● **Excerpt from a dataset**
------------------------------------

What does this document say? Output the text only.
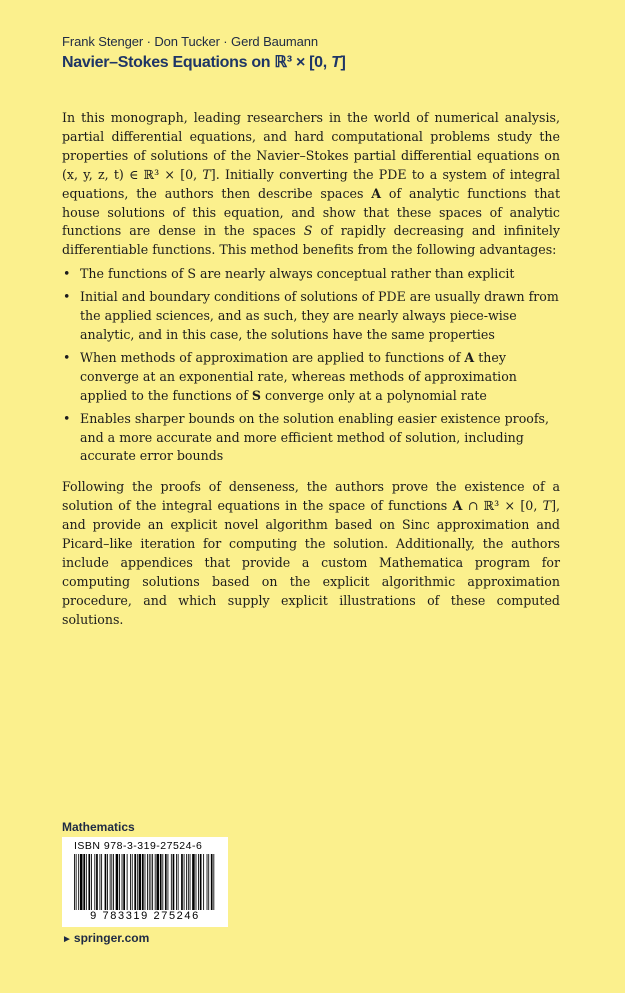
Frank Stenger · Don Tucker · Gerd Baumann
Navier–Stokes Equations on ℝ³ × [0, T]

In this monograph, leading researchers in the world of numerical analysis, partial differential equations, and hard computational problems study the properties of solutions of the Navier–Stokes partial differential equations on (x, y, z, t) ∈ ℝ³ × [0, T]. Initially converting the PDE to a system of integral equations, the authors then describe spaces A of analytic functions that house solutions of this equation, and show that these spaces of analytic functions are dense in the spaces S of rapidly decreasing and infinitely differentiable functions. This method benefits from the following advantages:

• The functions of S are nearly always conceptual rather than explicit
• Initial and boundary conditions of solutions of PDE are usually drawn from the applied sciences, and as such, they are nearly always piece-wise analytic, and in this case, the solutions have the same properties
• When methods of approximation are applied to functions of A they converge at an exponential rate, whereas methods of approximation applied to the functions of S converge only at a polynomial rate
• Enables sharper bounds on the solution enabling easier existence proofs, and a more accurate and more efficient method of solution, including accurate error bounds

Following the proofs of denseness, the authors prove the existence of a solution of the integral equations in the space of functions A ∩ ℝ³ × [0, T], and provide an explicit novel algorithm based on Sinc approximation and Picard–like iteration for computing the solution. Additionally, the authors include appendices that provide a custom Mathematica program for computing solutions based on the explicit algorithmic approximation procedure, and which supply explicit illustrations of these computed solutions.

Mathematics
ISBN 978-3-319-27524-6
9 783319 275246
► springer.com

------------------------------------

Take every line from the records above that has the word "always" and copy it.

• The functions of S are nearly always conceptual rather than explicit
• Initial and boundary conditions of solutions of PDE are usually drawn from the applied sciences, and as such, they are nearly always piece-wise analytic, and in this case, the solutions have the same properties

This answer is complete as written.